Study material:

★ ★ ★ ★

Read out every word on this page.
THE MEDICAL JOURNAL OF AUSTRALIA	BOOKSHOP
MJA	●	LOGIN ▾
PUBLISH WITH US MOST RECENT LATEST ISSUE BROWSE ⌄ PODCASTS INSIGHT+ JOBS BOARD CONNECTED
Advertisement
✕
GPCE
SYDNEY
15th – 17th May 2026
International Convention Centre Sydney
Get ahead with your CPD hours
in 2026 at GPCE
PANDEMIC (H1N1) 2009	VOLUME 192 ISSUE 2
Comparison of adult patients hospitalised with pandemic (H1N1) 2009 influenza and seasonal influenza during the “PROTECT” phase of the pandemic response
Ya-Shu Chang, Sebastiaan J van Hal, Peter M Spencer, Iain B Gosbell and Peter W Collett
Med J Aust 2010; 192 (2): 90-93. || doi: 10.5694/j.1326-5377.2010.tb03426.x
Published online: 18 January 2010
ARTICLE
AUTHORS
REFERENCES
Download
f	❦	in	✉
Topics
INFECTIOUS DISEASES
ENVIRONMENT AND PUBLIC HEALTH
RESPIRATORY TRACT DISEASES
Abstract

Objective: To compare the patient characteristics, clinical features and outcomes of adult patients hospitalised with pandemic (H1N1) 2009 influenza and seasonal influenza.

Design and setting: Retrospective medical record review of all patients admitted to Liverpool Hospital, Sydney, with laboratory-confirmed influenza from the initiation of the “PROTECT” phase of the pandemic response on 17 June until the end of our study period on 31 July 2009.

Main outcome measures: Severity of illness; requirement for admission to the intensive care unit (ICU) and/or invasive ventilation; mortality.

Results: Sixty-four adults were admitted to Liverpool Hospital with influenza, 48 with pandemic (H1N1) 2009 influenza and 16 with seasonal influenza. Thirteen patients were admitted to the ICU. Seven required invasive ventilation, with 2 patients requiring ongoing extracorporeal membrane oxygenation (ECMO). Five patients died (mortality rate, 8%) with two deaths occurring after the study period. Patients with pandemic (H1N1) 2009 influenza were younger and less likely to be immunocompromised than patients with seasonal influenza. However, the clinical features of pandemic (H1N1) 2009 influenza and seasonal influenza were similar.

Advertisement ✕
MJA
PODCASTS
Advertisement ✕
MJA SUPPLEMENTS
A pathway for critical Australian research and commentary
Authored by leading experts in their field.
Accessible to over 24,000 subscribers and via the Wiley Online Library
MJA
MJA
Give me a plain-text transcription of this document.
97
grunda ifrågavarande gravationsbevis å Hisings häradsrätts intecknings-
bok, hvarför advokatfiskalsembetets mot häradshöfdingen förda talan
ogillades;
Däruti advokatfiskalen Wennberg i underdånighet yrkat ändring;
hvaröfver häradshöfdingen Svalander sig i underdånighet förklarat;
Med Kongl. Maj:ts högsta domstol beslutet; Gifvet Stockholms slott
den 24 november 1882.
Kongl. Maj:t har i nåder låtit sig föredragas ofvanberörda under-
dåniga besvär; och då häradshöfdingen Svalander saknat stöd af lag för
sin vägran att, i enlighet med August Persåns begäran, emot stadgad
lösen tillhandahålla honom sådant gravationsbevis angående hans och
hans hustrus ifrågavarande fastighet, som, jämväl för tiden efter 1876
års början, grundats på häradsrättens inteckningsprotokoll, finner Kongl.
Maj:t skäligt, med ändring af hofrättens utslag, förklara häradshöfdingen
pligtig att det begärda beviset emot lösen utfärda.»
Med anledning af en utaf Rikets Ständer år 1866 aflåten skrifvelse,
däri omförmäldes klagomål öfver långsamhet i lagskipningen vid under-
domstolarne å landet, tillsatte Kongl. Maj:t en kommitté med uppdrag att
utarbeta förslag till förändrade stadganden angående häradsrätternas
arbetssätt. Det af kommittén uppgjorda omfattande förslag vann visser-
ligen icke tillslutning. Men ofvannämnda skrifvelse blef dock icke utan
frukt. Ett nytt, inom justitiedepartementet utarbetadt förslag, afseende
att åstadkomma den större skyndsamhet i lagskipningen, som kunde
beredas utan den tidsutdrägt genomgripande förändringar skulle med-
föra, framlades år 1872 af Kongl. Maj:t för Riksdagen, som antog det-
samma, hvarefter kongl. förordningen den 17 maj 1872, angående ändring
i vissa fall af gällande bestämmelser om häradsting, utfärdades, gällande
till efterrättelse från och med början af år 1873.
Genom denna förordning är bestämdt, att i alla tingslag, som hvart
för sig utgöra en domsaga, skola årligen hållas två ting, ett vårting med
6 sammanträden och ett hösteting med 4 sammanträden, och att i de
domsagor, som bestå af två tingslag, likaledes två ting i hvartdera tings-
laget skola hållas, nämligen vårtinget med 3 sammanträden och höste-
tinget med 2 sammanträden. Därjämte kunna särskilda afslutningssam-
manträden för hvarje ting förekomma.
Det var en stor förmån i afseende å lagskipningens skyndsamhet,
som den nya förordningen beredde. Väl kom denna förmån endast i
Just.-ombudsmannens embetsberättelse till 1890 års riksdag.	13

★ ★ ★ ★

Task goal: Each entry must be reproduced verbatim.

The answer:
Read out every word on this page.
THE MEDICAL JOURNAL OF AUSTRALIA	BOOKSHOP
MJA	●	LOGIN ▾
PUBLISH WITH US MOST RECENT LATEST ISSUE BROWSE ⌄ PODCASTS INSIGHT+ JOBS BOARD CONNECTED
Advertisement
✕
GPCE
SYDNEY
15th – 17th May 2026
International Convention Centre Sydney
Get ahead with your CPD hours
in 2026 at GPCE
PANDEMIC (H1N1) 2009	VOLUME 192 ISSUE 2
Comparison of adult patients hospitalised with pandemic (H1N1) 2009 influenza and seasonal influenza during the “PROTECT” phase of the pandemic response
Ya-Shu Chang, Sebastiaan J van Hal, Peter M Spencer, Iain B Gosbell and Peter W Collett
Med J Aust 2010; 192 (2): 90-93. || doi: 10.5694/j.1326-5377.2010.tb03426.x
Published online: 18 January 2010
ARTICLE
AUTHORS
REFERENCES
Download
f	❦	in	✉
Topics
INFECTIOUS DISEASES
ENVIRONMENT AND PUBLIC HEALTH
RESPIRATORY TRACT DISEASES
Abstract

Objective: To compare the patient characteristics, clinical features and outcomes of adult patients hospitalised with pandemic (H1N1) 2009 influenza and seasonal influenza.

Design and setting: Retrospective medical record review of all patients admitted to Liverpool Hospital, Sydney, with laboratory-confirmed influenza from the initiation of the “PROTECT” phase of the pandemic response on 17 June until the end of our study period on 31 July 2009.

Main outcome measures: Severity of illness; requirement for admission to the intensive care unit (ICU) and/or invasive ventilation; mortality.

Results: Sixty-four adults were admitted to Liverpool Hospital with influenza, 48 with pandemic (H1N1) 2009 influenza and 16 with seasonal influenza. Thirteen patients were admitted to the ICU. Seven required invasive ventilation, with 2 patients requiring ongoing extracorporeal membrane oxygenation (ECMO). Five patients died (mortality rate, 8%) with two deaths occurring after the study period. Patients with pandemic (H1N1) 2009 influenza were younger and less likely to be immunocompromised than patients with seasonal influenza. However, the clinical features of pandemic (H1N1) 2009 influenza and seasonal influenza were similar.

Advertisement ✕
MJA
PODCASTS
Advertisement ✕
MJA SUPPLEMENTS
A pathway for critical Australian research and commentary
Authored by leading experts in their field.
Accessible to over 24,000 subscribers and via the Wiley Online Library
MJA
MJA
Give me a plain-text transcription of this document.
97
grunda ifrågavarande gravationsbevis å Hisings häradsrätts intecknings-
bok, hvarför advokatfiskalsembetets mot häradshöfdingen förda talan
ogillades;
Däruti advokatfiskalen Wennberg i underdånighet yrkat ändring;
hvaröfver häradshöfdingen Svalander sig i underdånighet förklarat;
Med Kongl. Maj:ts högsta domstol beslutet; Gifvet Stockholms slott
den 24 november 1882.
Kongl. Maj:t har i nåder låtit sig föredragas ofvanberörda under-
dåniga besvär; och då häradshöfdingen Svalander saknat stöd af lag för
sin vägran att, i enlighet med August Persåns begäran, emot stadgad
lösen tillhandahålla honom sådant gravationsbevis angående hans och
hans hustrus ifrågavarande fastighet, som, jämväl för tiden efter 1876
års början, grundats på häradsrättens inteckningsprotokoll, finner Kongl.
Maj:t skäligt, med ändring af hofrättens utslag, förklara häradshöfdingen
pligtig att det begärda beviset emot lösen utfärda.»
Med anledning af en utaf Rikets Ständer år 1866 aflåten skrifvelse,
däri omförmäldes klagomål öfver långsamhet i lagskipningen vid under-
domstolarne å landet, tillsatte Kongl. Maj:t en kommitté med uppdrag att
utarbeta förslag till förändrade stadganden angående häradsrätternas
arbetssätt. Det af kommittén uppgjorda omfattande förslag vann visser-
ligen icke tillslutning. Men ofvannämnda skrifvelse blef dock icke utan
frukt. Ett nytt, inom justitiedepartementet utarbetadt förslag, afseende
att åstadkomma den större skyndsamhet i lagskipningen, som kunde
beredas utan den tidsutdrägt genomgripande förändringar skulle med-
föra, framlades år 1872 af Kongl. Maj:t för Riksdagen, som antog det-
samma, hvarefter kongl. förordningen den 17 maj 1872, angående ändring
i vissa fall af gällande bestämmelser om häradsting, utfärdades, gällande
till efterrättelse från och med början af år 1873.
Genom denna förordning är bestämdt, att i alla tingslag, som hvart
för sig utgöra en domsaga, skola årligen hållas två ting, ett vårting med
6 sammanträden och ett hösteting med 4 sammanträden, och att i de
domsagor, som bestå af två tingslag, likaledes två ting i hvartdera tings-
laget skola hållas, nämligen vårtinget med 3 sammanträden och höste-
tinget med 2 sammanträden. Därjämte kunna särskilda afslutningssam-
manträden för hvarje ting förekomma.
Det var en stor förmån i afseende å lagskipningens skyndsamhet,
som den nya förordningen beredde. Väl kom denna förmån endast i
Just.-ombudsmannens embetsberättelse till 1890 års riksdag.	13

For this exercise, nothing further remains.